(Dataset items)

+-------+

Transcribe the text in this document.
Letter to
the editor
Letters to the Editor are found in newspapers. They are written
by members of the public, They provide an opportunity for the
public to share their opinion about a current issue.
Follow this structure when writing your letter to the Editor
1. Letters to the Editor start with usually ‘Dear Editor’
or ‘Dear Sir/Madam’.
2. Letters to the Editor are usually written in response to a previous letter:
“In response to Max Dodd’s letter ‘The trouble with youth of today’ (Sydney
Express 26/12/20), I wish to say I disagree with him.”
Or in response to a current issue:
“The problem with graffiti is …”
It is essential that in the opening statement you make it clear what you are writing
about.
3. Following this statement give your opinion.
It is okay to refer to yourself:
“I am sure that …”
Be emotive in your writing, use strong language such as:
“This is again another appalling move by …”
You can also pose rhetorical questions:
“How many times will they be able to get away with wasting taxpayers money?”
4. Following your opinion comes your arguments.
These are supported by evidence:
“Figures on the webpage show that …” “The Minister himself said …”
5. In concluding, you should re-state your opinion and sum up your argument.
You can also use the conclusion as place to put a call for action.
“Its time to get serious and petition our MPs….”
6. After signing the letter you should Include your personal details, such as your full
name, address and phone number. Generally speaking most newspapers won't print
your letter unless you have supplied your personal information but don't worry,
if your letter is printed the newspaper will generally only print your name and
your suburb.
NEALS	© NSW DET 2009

+-------+

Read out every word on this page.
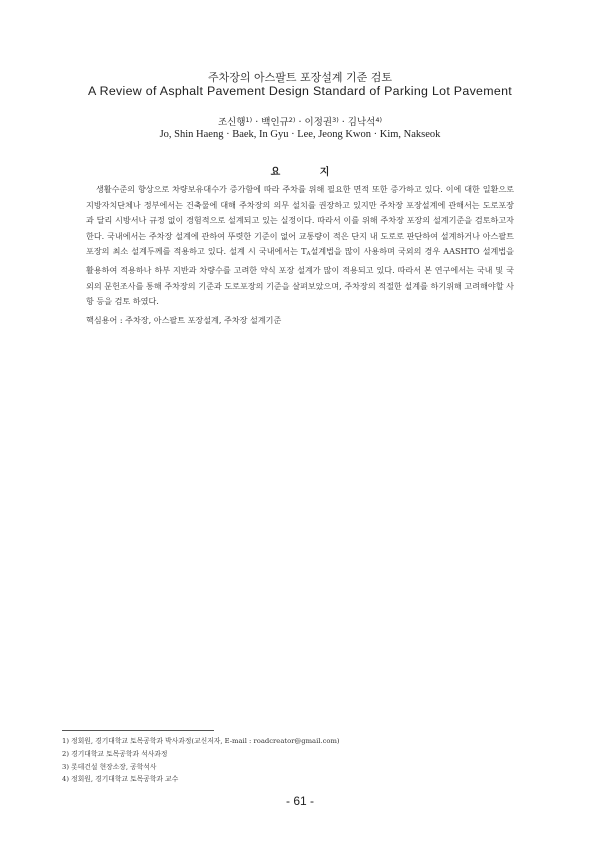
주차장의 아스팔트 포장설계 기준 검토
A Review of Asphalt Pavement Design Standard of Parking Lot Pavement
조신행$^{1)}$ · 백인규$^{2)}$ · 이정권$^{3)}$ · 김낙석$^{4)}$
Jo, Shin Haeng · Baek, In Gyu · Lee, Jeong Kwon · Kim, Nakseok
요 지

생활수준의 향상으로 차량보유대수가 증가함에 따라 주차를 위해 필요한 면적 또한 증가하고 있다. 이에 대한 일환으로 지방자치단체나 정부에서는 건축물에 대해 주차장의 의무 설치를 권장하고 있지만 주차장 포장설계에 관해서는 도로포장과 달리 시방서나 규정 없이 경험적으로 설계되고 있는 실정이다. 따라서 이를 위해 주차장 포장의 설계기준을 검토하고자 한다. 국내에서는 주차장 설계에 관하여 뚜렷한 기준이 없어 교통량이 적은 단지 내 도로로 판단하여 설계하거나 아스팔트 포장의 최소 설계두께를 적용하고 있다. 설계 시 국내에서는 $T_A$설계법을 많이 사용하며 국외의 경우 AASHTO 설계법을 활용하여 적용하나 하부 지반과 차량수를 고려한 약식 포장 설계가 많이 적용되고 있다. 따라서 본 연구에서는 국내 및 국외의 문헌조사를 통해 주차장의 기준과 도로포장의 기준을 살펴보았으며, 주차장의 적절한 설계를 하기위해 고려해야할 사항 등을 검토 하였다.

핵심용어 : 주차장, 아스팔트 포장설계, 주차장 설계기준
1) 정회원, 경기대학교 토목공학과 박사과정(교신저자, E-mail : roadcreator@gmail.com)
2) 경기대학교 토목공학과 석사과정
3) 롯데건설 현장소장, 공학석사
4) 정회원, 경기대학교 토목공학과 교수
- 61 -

+-------+

THE EXERCISE = Using the material above, copy every line in which the string "usually" occurs.

RESPONSE TO THIS TASK =
1. Letters to the Editor start with usually ‘Dear Editor’
2. Letters to the Editor are usually written in response to a previous letter:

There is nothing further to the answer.